WORK TO BE COMPLETED - Wherever "Articles" appears in a line, copy that line.
### SUPPLIED RECORDS ###
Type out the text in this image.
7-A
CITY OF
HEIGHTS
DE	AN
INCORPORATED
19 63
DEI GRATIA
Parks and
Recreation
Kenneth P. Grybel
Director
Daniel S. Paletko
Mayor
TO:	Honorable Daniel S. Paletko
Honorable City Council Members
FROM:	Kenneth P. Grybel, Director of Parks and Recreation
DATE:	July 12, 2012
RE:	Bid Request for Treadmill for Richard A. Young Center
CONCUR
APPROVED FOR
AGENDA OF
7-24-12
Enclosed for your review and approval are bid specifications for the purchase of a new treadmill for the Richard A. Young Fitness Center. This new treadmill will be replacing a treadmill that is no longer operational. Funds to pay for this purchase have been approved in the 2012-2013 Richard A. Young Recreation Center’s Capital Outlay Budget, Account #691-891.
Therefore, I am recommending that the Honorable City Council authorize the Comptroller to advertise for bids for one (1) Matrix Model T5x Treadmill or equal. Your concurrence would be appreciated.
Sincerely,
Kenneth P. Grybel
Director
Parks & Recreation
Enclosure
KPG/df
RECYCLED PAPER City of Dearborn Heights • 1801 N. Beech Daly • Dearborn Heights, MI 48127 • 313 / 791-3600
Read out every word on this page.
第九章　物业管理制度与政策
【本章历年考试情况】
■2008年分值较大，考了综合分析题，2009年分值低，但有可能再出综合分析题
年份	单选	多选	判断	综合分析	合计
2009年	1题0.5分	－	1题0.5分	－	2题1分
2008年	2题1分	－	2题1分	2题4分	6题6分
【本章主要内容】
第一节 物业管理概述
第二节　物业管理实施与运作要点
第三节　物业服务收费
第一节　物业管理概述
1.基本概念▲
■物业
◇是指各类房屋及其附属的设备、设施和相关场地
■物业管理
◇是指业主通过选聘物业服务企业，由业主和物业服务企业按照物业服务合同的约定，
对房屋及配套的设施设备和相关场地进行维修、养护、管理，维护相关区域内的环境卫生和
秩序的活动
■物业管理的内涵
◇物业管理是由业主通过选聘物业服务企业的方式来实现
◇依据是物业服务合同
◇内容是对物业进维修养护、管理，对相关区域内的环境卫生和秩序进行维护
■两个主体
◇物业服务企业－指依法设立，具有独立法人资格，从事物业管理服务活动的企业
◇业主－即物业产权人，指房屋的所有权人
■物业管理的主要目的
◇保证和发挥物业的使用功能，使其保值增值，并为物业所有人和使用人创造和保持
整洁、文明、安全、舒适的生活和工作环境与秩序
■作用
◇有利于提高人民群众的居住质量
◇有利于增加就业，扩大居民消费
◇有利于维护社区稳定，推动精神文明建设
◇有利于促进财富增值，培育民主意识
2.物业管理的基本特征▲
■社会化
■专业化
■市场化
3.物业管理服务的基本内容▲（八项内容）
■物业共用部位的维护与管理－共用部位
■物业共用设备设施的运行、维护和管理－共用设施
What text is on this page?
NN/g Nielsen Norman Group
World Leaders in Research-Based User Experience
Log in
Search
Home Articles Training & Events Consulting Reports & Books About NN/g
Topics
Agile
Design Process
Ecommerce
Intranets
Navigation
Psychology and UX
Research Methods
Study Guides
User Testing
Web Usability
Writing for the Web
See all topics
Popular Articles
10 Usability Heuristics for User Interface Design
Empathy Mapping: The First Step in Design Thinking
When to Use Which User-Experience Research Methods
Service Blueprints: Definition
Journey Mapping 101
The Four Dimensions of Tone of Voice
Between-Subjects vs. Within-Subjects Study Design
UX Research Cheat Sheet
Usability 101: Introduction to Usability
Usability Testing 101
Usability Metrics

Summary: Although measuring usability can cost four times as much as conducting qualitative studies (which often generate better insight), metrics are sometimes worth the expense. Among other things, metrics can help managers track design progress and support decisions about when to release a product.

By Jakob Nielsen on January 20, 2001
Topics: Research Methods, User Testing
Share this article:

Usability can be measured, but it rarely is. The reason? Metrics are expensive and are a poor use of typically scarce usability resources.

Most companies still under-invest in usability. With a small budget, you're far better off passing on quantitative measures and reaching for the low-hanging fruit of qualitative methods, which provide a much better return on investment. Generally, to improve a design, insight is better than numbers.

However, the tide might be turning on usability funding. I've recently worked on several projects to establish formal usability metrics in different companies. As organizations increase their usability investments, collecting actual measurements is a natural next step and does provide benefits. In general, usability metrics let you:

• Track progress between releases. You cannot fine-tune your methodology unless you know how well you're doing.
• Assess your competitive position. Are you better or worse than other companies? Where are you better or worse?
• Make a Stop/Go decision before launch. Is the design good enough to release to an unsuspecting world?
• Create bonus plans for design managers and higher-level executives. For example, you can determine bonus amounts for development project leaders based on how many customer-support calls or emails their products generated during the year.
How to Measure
###
RESPONSE BELOW -
Home Articles Training & Events Consulting Reports & Books About NN/g
Popular Articles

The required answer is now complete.